» **PROBLEM DETAILS**
Output the data exactly, with every line intact.

Begin RAW RECORDS

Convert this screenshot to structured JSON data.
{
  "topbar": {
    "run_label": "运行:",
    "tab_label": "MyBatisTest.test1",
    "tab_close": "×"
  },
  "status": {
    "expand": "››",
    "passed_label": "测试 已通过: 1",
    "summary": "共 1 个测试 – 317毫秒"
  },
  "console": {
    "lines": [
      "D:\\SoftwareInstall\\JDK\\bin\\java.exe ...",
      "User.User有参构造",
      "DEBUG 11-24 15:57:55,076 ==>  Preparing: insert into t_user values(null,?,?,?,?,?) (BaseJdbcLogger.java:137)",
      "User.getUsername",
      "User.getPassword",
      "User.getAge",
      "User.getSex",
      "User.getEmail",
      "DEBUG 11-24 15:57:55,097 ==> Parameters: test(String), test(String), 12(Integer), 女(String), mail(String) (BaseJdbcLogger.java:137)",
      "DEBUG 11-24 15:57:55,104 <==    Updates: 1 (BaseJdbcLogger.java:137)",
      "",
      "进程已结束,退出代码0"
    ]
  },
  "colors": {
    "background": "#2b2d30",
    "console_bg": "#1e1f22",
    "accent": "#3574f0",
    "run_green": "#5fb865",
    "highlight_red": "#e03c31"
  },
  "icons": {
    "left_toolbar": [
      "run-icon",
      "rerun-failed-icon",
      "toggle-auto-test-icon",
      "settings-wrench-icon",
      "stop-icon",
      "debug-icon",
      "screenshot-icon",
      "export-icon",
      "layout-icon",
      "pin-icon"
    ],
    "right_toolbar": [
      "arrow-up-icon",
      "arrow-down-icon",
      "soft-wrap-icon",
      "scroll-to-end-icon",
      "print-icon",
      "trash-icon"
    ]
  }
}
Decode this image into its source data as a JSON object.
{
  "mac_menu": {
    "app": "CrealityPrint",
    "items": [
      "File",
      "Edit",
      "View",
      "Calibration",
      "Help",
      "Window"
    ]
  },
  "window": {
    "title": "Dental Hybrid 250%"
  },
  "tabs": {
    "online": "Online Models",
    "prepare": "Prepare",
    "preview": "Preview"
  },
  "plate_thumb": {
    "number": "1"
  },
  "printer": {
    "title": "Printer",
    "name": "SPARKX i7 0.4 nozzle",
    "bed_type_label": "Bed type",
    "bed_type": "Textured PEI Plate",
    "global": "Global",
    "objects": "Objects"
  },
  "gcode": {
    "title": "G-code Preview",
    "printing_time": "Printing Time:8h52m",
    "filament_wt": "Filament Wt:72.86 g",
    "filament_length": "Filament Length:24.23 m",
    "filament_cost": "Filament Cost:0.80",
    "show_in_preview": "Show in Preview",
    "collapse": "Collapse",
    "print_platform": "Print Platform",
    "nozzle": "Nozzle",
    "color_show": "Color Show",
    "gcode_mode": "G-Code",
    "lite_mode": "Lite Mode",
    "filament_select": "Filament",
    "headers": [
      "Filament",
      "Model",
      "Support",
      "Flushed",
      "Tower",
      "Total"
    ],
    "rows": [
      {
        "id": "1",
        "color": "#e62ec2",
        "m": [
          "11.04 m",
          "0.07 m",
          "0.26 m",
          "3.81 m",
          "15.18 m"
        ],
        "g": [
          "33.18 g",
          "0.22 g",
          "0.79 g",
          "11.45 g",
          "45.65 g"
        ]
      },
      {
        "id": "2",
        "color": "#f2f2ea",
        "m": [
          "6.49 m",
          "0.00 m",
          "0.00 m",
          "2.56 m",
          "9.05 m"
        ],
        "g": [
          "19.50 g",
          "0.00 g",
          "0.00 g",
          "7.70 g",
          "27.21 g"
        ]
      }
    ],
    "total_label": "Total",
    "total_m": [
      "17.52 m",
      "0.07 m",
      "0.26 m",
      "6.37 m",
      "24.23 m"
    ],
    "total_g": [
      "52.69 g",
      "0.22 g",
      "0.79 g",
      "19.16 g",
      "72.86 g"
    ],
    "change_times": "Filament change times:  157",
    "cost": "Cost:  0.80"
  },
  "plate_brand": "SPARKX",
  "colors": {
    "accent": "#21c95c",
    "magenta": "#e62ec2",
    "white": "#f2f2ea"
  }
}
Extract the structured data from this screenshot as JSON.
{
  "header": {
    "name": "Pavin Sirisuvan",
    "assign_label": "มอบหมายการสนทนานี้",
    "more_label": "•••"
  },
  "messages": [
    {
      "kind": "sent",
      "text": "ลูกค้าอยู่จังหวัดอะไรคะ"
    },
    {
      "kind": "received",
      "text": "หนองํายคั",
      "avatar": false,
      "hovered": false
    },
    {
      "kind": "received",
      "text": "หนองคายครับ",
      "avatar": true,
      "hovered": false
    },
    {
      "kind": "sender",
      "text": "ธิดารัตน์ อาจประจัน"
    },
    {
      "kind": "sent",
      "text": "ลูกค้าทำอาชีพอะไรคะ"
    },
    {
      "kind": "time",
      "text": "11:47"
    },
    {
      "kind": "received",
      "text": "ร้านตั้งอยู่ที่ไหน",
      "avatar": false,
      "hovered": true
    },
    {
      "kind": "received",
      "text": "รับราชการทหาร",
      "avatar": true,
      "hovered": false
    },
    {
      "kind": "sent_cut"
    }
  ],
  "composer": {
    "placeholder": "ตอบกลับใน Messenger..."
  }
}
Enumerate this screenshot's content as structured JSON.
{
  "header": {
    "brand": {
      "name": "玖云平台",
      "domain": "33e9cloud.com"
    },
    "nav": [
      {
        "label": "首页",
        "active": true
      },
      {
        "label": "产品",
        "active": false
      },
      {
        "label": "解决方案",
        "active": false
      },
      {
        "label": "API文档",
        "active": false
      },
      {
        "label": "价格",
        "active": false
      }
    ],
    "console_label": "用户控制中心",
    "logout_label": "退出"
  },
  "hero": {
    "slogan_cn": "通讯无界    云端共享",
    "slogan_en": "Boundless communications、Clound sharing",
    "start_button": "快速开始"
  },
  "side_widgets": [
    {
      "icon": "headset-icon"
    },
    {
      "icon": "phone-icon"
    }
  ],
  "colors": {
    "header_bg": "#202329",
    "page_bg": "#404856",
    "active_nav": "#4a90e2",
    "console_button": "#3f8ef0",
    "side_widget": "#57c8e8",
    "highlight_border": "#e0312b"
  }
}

End RAW RECORDS

» **REPLY**
Convert this screenshot to structured JSON data.
{
  "topbar": {
    "run_label": "运行:",
    "tab_label": "MyBatisTest.test1",
    "tab_close": "×"
  },
  "status": {
    "expand": "››",
    "passed_label": "测试 已通过: 1",
    "summary": "共 1 个测试 – 317毫秒"
  },
  "console": {
    "lines": [
      "D:\\SoftwareInstall\\JDK\\bin\\java.exe ...",
      "User.User有参构造",
      "DEBUG 11-24 15:57:55,076 ==>  Preparing: insert into t_user values(null,?,?,?,?,?) (BaseJdbcLogger.java:137)",
      "User.getUsername",
      "User.getPassword",
      "User.getAge",
      "User.getSex",
      "User.getEmail",
      "DEBUG 11-24 15:57:55,097 ==> Parameters: test(String), test(String), 12(Integer), 女(String), mail(String) (BaseJdbcLogger.java:137)",
      "DEBUG 11-24 15:57:55,104 <==    Updates: 1 (BaseJdbcLogger.java:137)",
      "",
      "进程已结束,退出代码0"
    ]
  },
  "colors": {
    "background": "#2b2d30",
    "console_bg": "#1e1f22",
    "accent": "#3574f0",
    "run_green": "#5fb865",
    "highlight_red": "#e03c31"
  },
  "icons": {
    "left_toolbar": [
      "run-icon",
      "rerun-failed-icon",
      "toggle-auto-test-icon",
      "settings-wrench-icon",
      "stop-icon",
      "debug-icon",
      "screenshot-icon",
      "export-icon",
      "layout-icon",
      "pin-icon"
    ],
    "right_toolbar": [
      "arrow-up-icon",
      "arrow-down-icon",
      "soft-wrap-icon",
      "scroll-to-end-icon",
      "print-icon",
      "trash-icon"
    ]
  }
}
Decode this image into its source data as a JSON object.
{
  "mac_menu": {
    "app": "CrealityPrint",
    "items": [
      "File",
      "Edit",
      "View",
      "Calibration",
      "Help",
      "Window"
    ]
  },
  "window": {
    "title": "Dental Hybrid 250%"
  },
  "tabs": {
    "online": "Online Models",
    "prepare": "Prepare",
    "preview": "Preview"
  },
  "plate_thumb": {
    "number": "1"
  },
  "printer": {
    "title": "Printer",
    "name": "SPARKX i7 0.4 nozzle",
    "bed_type_label": "Bed type",
    "bed_type": "Textured PEI Plate",
    "global": "Global",
    "objects": "Objects"
  },
  "gcode": {
    "title": "G-code Preview",
    "printing_time": "Printing Time:8h52m",
    "filament_wt": "Filament Wt:72.86 g",
    "filament_length": "Filament Length:24.23 m",
    "filament_cost": "Filament Cost:0.80",
    "show_in_preview": "Show in Preview",
    "collapse": "Collapse",
    "print_platform": "Print Platform",
    "nozzle": "Nozzle",
    "color_show": "Color Show",
    "gcode_mode": "G-Code",
    "lite_mode": "Lite Mode",
    "filament_select": "Filament",
    "headers": [
      "Filament",
      "Model",
      "Support",
      "Flushed",
      "Tower",
      "Total"
    ],
    "rows": [
      {
        "id": "1",
        "color": "#e62ec2",
        "m": [
          "11.04 m",
          "0.07 m",
          "0.26 m",
          "3.81 m",
          "15.18 m"
        ],
        "g": [
          "33.18 g",
          "0.22 g",
          "0.79 g",
          "11.45 g",
          "45.65 g"
        ]
      },
      {
        "id": "2",
        "color": "#f2f2ea",
        "m": [
          "6.49 m",
          "0.00 m",
          "0.00 m",
          "2.56 m",
          "9.05 m"
        ],
        "g": [
          "19.50 g",
          "0.00 g",
          "0.00 g",
          "7.70 g",
          "27.21 g"
        ]
      }
    ],
    "total_label": "Total",
    "total_m": [
      "17.52 m",
      "0.07 m",
      "0.26 m",
      "6.37 m",
      "24.23 m"
    ],
    "total_g": [
      "52.69 g",
      "0.22 g",
      "0.79 g",
      "19.16 g",
      "72.86 g"
    ],
    "change_times": "Filament change times:  157",
    "cost": "Cost:  0.80"
  },
  "plate_brand": "SPARKX",
  "colors": {
    "accent": "#21c95c",
    "magenta": "#e62ec2",
    "white": "#f2f2ea"
  }
}
Extract the structured data from this screenshot as JSON.
{
  "header": {
    "name": "Pavin Sirisuvan",
    "assign_label": "มอบหมายการสนทนานี้",
    "more_label": "•••"
  },
  "messages": [
    {
      "kind": "sent",
      "text": "ลูกค้าอยู่จังหวัดอะไรคะ"
    },
    {
      "kind": "received",
      "text": "หนองํายคั",
      "avatar": false,
      "hovered": false
    },
    {
      "kind": "received",
      "text": "หนองคายครับ",
      "avatar": true,
      "hovered": false
    },
    {
      "kind": "sender",
      "text": "ธิดารัตน์ อาจประจัน"
    },
    {
      "kind": "sent",
      "text": "ลูกค้าทำอาชีพอะไรคะ"
    },
    {
      "kind": "time",
      "text": "11:47"
    },
    {
      "kind": "received",
      "text": "ร้านตั้งอยู่ที่ไหน",
      "avatar": false,
      "hovered": true
    },
    {
      "kind": "received",
      "text": "รับราชการทหาร",
      "avatar": true,
      "hovered": false
    },
    {
      "kind": "sent_cut"
    }
  ],
  "composer": {
    "placeholder": "ตอบกลับใน Messenger..."
  }
}
Enumerate this screenshot's content as structured JSON.
{
  "header": {
    "brand": {
      "name": "玖云平台",
      "domain": "33e9cloud.com"
    },
    "nav": [
      {
        "label": "首页",
        "active": true
      },
      {
        "label": "产品",
        "active": false
      },
      {
        "label": "解决方案",
        "active": false
      },
      {
        "label": "API文档",
        "active": false
      },
      {
        "label": "价格",
        "active": false
      }
    ],
    "console_label": "用户控制中心",
    "logout_label": "退出"
  },
  "hero": {
    "slogan_cn": "通讯无界    云端共享",
    "slogan_en": "Boundless communications、Clound sharing",
    "start_button": "快速开始"
  },
  "side_widgets": [
    {
      "icon": "headset-icon"
    },
    {
      "icon": "phone-icon"
    }
  ],
  "colors": {
    "header_bg": "#202329",
    "page_bg": "#404856",
    "active_nav": "#4a90e2",
    "console_button": "#3f8ef0",
    "side_widget": "#57c8e8",
    "highlight_border": "#e0312b"
  }
}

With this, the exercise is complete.